WHAT THE EXERCISE ASKS>
Reproduce the listing below without changes, except that pictures are left out.

EXCERPTED DATA>
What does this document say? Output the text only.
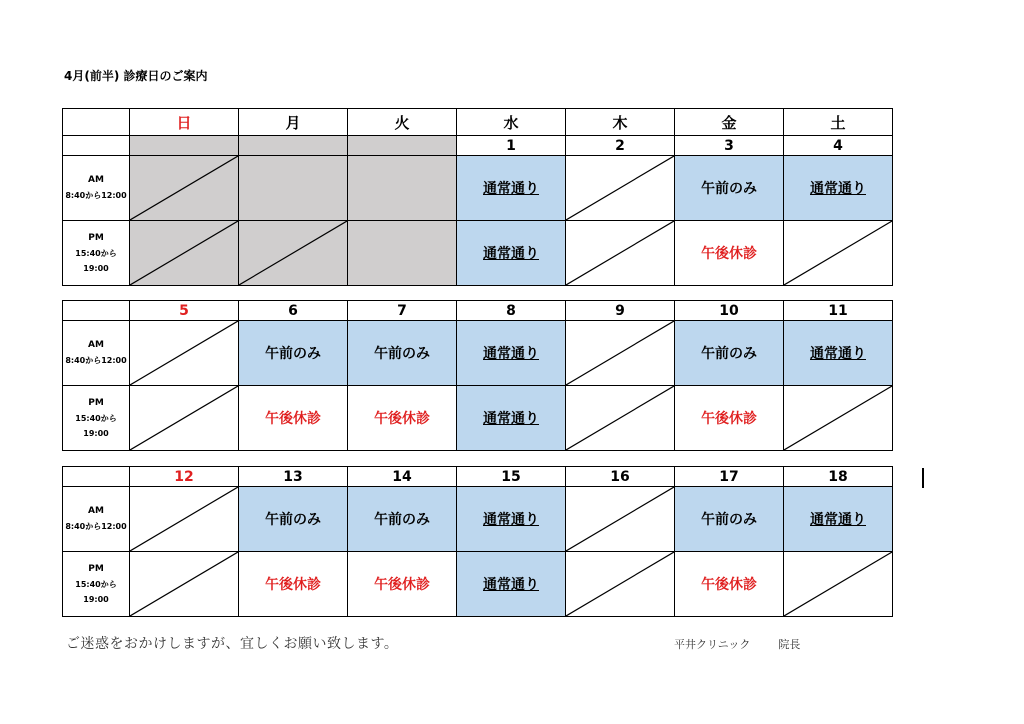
4月(前半) 診療日のご案内
	日	月	火	水	木	金	土
				1	2	3	4

AM
8:40から12:00				通常通り		午前のみ	通常通り

PM
15:40から19:00				通常通り		午後休診	
	5	6	7	8	9	10	11

AM
8:40から12:00		午前のみ	午前のみ	通常通り		午前のみ	通常通り

PM
15:40から19:00		午後休診	午後休診	通常通り		午後休診	
	12	13	14	15	16	17	18

AM
8:40から12:00		午前のみ	午前のみ	通常通り		午前のみ	通常通り

PM
15:40から19:00		午後休診	午後休診	通常通り		午後休診	
ご迷惑をおかけしますが、宜しくお願い致します。	平井クリニック	院長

THE ANSWER>
What does this document say? Output the text only.
4月(前半) 診療日のご案内
	日	月	火	水	木	金	土
				1	2	3	4

AM
8:40から12:00				通常通り		午前のみ	通常通り

PM
15:40から19:00				通常通り		午後休診	
	5	6	7	8	9	10	11

AM
8:40から12:00		午前のみ	午前のみ	通常通り		午前のみ	通常通り

PM
15:40から19:00		午後休診	午後休診	通常通り		午後休診	
	12	13	14	15	16	17	18

AM
8:40から12:00		午前のみ	午前のみ	通常通り		午前のみ	通常通り

PM
15:40から19:00		午後休診	午後休診	通常通り		午後休診	
ご迷惑をおかけしますが、宜しくお願い致します。	平井クリニック	院長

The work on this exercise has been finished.